### WHAT YOU SHOULD DO
Rewrite all of the lines below, swapping "post-line" for "body-line" everywhere it appears and keeping everything else the same. Leave the pictures out.

=-=-=

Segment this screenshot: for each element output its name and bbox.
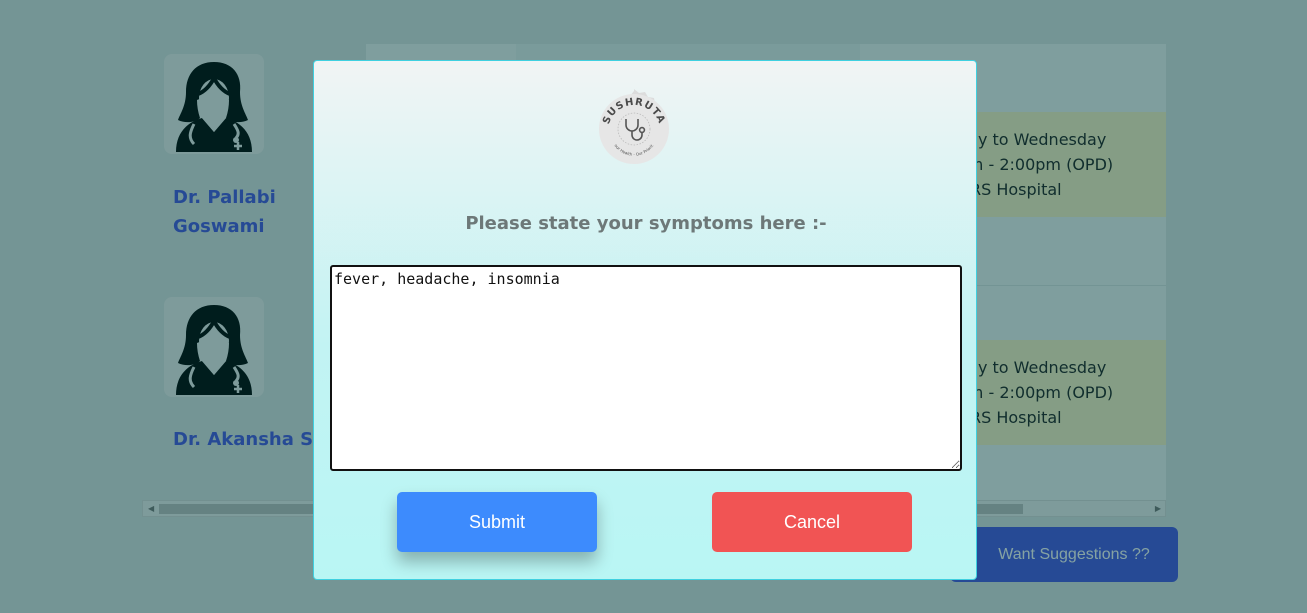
sushruta-logo: SUSHRUTA Your Health - Our Priority [592,87,669,164]
symptoms-textarea[interactable]: fever, headache, insomnia [330,265,962,471]
cancel-button[interactable]: Cancel [712,492,912,552]
modal-title: Please state your symptoms here :- [465,213,827,234]
symptoms-modal: SUSHRUTA Your Health - Our Priority Plea… [313,60,977,580]
submit-button[interactable]: Submit [397,492,597,552]
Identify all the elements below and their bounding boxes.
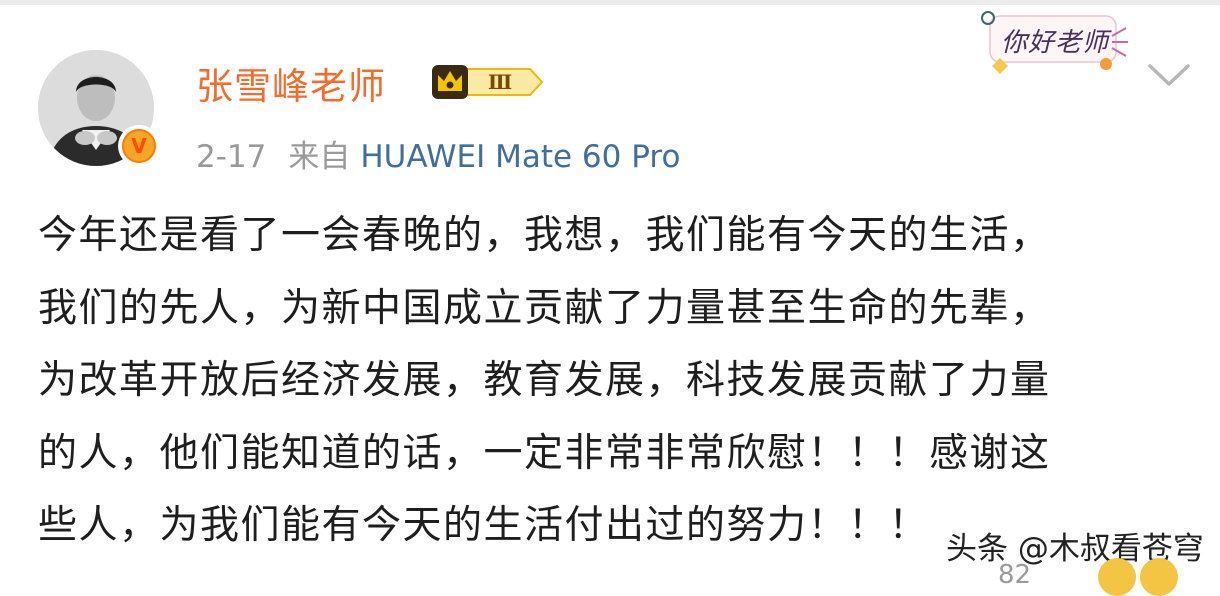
- device-link[interactable]: HUAWEI Mate 60 Pro: [360, 139, 680, 175]
- verified-badge-icon: V: [118, 125, 160, 167]
- chevron-down-icon[interactable]: [1146, 60, 1192, 90]
- post-line: 我们的先人，为新中国成立贡献了力量甚至生命的先辈，: [38, 285, 1051, 331]
- level-badge-text: Ⅲ: [488, 70, 512, 94]
- top-divider: [0, 0, 1220, 5]
- post-line: 为改革开放后经济发展，教育发展，科技发展贡献了力量: [38, 358, 1051, 403]
- reaction-count: 82: [998, 560, 1032, 590]
- post-date: 2-17: [196, 139, 267, 175]
- emoji-icon[interactable]: [1098, 558, 1136, 596]
- sticker-text: 你好老师: [1001, 28, 1110, 58]
- post-meta: 2-17 来自 HUAWEI Mate 60 Pro: [196, 131, 680, 176]
- post-line: 的人，他们能知道的话，一定非常非常欣慰！！！感谢这: [38, 430, 1051, 476]
- author-name[interactable]: 张雪峰老师: [196, 56, 386, 110]
- post-body: 今年还是看了一会春晚的，我想，我们能有今天的生活， 我们的先人，为新中国成立贡献…: [38, 200, 1188, 563]
- source-prefix: 来自: [288, 139, 351, 175]
- emoji-icon[interactable]: [1140, 558, 1178, 596]
- post-line: 今年还是看了一会春晚的，我想，我们能有今天的生活，: [38, 213, 1051, 258]
- crown-level-icon[interactable]: Ⅲ: [430, 61, 546, 103]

=-=-=

### TASK ANSWER
Segment this screenshot: for each element output its name and bbox.
sushruta-logo: SUSHRUTA Your Health - Our Priority [592,87,669,164]
symptoms-textarea[interactable]: fever, headache, insomnia [330,265,962,471]
cancel-button[interactable]: Cancel [712,492,912,552]
modal-title: Please state your symptoms here :- [465,213,827,234]
symptoms-modal: SUSHRUTA Your Health - Our Priority Plea… [313,60,977,580]
submit-button[interactable]: Submit [397,492,597,552]
Identify all the elements below and their bounding boxes.
- device-link[interactable]: HUAWEI Mate 60 Pro: [360, 139, 680, 175]
- verified-badge-icon: V: [118, 125, 160, 167]
- chevron-down-icon[interactable]: [1146, 60, 1192, 90]
- body-line: 我们的先人，为新中国成立贡献了力量甚至生命的先辈，: [38, 285, 1051, 331]
- level-badge-text: Ⅲ: [488, 70, 512, 94]
- top-divider: [0, 0, 1220, 5]
- body-line: 为改革开放后经济发展，教育发展，科技发展贡献了力量: [38, 358, 1051, 403]
- reaction-count: 82: [998, 560, 1032, 590]
- post-date: 2-17: [196, 139, 267, 175]
- emoji-icon[interactable]: [1098, 558, 1136, 596]
- sticker-text: 你好老师: [1001, 28, 1110, 58]
- post-meta: 2-17 来自 HUAWEI Mate 60 Pro: [196, 131, 680, 176]
- body-line: 的人，他们能知道的话，一定非常非常欣慰！！！感谢这: [38, 430, 1051, 476]
- author-name[interactable]: 张雪峰老师: [196, 56, 386, 110]
- post-body: 今年还是看了一会春晚的，我想，我们能有今天的生活， 我们的先人，为新中国成立贡献…: [38, 200, 1188, 563]
- source-prefix: 来自: [288, 139, 351, 175]
- emoji-icon[interactable]: [1140, 558, 1178, 596]
- body-line: 今年还是看了一会春晚的，我想，我们能有今天的生活，: [38, 213, 1051, 258]
- crown-level-icon[interactable]: Ⅲ: [430, 61, 546, 103]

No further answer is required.